| PASSAGE TO READ |
Go where you want to go! The coordinated deployment of hydrogen stations across the state is providing the freedom to travel. Most stations are clustered in urban areas where driving a few miles can take 20 minutes. Stations in destination locations like Santa Barbara, Napa and Truckee mean weekend getaways with your FCEV. And the station in Coalinga means you can take a zero-emission trip from San Francisco or Sacramento to Los Angeles with a five-minute stop in the middle. This is just the beginning...
It's as easy as 1-2-3.
- Swipe your credit card.
- Attach the nozzle and fill.
- Hang the nozzle back up.
Your car fills in about five minutes—easy, clean and safe. You're back on the road and ready for hundreds of miles before the next refueling stop.
Hydrogen is dispensed as a compressed gas. Most passenger vehicles use H70—compressed to 70 mPa—and larger vehicles use H35 (35 mPa). The station is a closed-loop system that meets national and international codes and standards.
Nothing drips, spills or stinks when you fill the tank with lighter-than-air hydrogen. Safety systems at the station and on the vehicle are designed for a buoyant, gaseous fuel.
A hydrogen station has several different safety systems that work together. If flame dectectors or gas sensors detect a fire or leak, then safety measures turn on automatically. The measures will seal the storage tanks, stop hydrogen flow or—in the case of an extreme fire—safely vent the hydrogen. Strategically placed emergency stops will manually shut down hydrogen equipment. Retaining walls, equipment setbacks and bolsters are designed into the site plan to maximize safety.
Hydrogen is all around us, but bound to other molecules—CH4, H2O, C2OH6. Producing hydrogen means separating from other molecules—something that's done all day, every day for the last 90 years. Because H2 comes from so many sources, every region of the world can produce its own fuel, which leads to better energy security for everyone.
Most hydrogen is made by steam reforming natural gas. Its an efficient and cost-effective process process where CH4 reacts with high-temperature steam (H2O) in the presence of a catalyst to separate the hydrogen from other molecules.

| WHAT THIS EXERCISE ASKS |
1. Rewrite the part of the hydrogen fueling text that opens with the words containing "Hydrogen is all" and closes with "security for everyone.", putting "fuel independence" in place of "energy security".
2. Answer these questions from the hydrogen fueling text:
(a) About how long does it take a car to fill?
(b) Which pressure standard do most passenger vehicles use?
(c) By what process is most hydrogen made?

| RECORDED INFORMATION |
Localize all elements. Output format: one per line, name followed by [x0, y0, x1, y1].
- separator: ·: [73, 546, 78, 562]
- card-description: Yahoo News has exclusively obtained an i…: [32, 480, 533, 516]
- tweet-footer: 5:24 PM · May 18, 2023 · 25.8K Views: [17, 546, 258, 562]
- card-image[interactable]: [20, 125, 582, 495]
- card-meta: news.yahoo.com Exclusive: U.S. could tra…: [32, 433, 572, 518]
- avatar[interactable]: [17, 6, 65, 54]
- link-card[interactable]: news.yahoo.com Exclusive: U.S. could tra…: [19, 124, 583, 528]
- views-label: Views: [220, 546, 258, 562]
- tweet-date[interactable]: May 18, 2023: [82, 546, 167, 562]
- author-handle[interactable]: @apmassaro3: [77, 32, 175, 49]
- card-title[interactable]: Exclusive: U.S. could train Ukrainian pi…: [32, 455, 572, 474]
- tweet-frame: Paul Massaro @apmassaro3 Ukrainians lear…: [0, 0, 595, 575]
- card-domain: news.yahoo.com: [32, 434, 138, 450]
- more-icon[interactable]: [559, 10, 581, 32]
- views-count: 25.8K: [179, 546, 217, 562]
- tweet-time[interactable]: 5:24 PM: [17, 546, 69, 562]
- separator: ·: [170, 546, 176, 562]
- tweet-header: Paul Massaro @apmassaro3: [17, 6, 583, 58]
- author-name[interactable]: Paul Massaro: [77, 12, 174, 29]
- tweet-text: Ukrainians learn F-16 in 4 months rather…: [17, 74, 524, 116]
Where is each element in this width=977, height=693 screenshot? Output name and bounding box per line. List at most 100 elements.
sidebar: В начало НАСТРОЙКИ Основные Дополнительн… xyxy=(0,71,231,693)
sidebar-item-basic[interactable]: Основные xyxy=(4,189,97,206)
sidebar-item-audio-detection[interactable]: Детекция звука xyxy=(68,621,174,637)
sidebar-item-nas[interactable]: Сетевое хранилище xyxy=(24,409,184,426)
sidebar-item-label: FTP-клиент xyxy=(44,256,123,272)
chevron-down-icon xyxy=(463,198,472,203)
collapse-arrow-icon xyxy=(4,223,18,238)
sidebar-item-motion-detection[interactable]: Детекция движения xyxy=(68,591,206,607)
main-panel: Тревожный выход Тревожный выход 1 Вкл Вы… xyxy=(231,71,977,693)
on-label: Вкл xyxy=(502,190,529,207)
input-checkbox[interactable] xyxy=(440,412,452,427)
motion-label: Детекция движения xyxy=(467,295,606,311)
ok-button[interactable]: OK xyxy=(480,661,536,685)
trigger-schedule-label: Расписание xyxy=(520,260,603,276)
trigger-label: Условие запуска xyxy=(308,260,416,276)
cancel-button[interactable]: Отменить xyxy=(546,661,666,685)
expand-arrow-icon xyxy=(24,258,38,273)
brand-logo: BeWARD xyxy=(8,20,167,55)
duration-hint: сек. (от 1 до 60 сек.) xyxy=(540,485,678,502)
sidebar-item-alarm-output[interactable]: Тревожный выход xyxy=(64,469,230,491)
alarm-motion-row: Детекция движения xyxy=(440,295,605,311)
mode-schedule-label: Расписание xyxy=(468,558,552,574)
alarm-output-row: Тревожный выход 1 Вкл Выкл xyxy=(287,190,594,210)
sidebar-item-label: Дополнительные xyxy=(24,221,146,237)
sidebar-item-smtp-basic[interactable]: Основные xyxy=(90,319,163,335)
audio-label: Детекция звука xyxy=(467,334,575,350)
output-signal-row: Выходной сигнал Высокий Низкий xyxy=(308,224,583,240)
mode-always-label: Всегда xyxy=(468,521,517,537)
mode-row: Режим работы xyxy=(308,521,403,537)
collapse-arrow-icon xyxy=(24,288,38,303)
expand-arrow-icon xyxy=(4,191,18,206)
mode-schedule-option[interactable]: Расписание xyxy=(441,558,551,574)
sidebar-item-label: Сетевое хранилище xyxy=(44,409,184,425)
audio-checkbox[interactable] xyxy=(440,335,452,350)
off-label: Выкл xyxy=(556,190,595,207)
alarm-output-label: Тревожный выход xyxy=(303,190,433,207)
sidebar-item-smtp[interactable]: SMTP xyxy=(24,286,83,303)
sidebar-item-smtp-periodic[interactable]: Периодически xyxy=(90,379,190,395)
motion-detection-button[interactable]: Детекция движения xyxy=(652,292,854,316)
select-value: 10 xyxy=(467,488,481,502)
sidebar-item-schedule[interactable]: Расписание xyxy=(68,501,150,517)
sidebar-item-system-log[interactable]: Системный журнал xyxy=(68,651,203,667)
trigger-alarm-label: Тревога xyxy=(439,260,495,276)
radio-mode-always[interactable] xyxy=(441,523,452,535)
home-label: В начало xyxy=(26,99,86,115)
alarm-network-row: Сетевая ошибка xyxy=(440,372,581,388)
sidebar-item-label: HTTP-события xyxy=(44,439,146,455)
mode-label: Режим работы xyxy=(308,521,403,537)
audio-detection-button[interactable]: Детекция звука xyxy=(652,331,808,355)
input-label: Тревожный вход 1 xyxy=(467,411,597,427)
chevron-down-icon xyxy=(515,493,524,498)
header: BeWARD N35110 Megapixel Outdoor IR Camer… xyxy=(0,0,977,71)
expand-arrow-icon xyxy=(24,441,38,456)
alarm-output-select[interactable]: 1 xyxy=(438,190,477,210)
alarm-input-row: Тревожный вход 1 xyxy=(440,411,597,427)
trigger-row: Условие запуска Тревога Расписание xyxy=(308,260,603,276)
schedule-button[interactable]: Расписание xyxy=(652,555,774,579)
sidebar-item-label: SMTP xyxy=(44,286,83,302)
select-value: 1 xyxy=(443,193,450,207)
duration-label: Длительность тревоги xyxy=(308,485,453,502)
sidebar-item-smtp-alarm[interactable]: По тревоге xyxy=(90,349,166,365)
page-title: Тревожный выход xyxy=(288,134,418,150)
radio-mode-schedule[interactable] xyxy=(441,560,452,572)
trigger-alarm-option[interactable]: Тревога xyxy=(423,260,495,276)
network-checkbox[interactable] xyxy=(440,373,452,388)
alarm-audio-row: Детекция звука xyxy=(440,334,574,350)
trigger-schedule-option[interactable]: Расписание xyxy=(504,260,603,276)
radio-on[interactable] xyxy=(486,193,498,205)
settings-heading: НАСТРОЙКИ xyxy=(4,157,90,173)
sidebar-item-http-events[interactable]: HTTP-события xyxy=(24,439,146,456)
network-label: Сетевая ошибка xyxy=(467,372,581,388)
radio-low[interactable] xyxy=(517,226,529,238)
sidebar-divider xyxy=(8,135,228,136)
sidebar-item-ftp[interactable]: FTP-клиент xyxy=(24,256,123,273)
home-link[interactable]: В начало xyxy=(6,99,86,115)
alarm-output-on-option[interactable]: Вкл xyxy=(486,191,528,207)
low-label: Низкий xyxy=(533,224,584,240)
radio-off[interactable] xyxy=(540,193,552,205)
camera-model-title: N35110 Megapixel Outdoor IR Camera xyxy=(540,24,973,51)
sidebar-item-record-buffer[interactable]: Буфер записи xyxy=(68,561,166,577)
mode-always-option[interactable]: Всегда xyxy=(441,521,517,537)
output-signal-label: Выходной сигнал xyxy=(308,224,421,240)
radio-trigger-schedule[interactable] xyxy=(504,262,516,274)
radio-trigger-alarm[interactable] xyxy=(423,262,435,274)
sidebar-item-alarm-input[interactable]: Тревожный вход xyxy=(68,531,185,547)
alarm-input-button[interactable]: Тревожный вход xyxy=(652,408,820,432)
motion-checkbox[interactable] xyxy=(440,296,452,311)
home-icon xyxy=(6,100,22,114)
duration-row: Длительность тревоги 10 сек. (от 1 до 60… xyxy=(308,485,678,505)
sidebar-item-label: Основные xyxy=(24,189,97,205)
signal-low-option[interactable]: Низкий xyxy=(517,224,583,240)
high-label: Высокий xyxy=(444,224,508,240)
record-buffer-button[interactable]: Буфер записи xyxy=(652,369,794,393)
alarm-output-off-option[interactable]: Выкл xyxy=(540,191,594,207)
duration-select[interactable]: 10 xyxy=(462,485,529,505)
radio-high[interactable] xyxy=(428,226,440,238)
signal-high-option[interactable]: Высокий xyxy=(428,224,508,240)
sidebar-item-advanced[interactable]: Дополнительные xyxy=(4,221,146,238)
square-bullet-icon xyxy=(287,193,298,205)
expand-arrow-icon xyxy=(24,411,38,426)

| RESULTS FOR EACH TASK |
1.
Hydrogen is all around us, but bound to other molecules—CH4, H2O, C2OH6. Producing hydrogen means separating from other molecules—something that's done all day, every day for the last 90 years. Because H2 comes from so many sources, every region of the world can produce its own fuel, which leads to better fuel independence for everyone.

2.
(a) About five minutes.
(b) H70, which is compressed to 70 mPa.
(c) By steam reforming natural gas.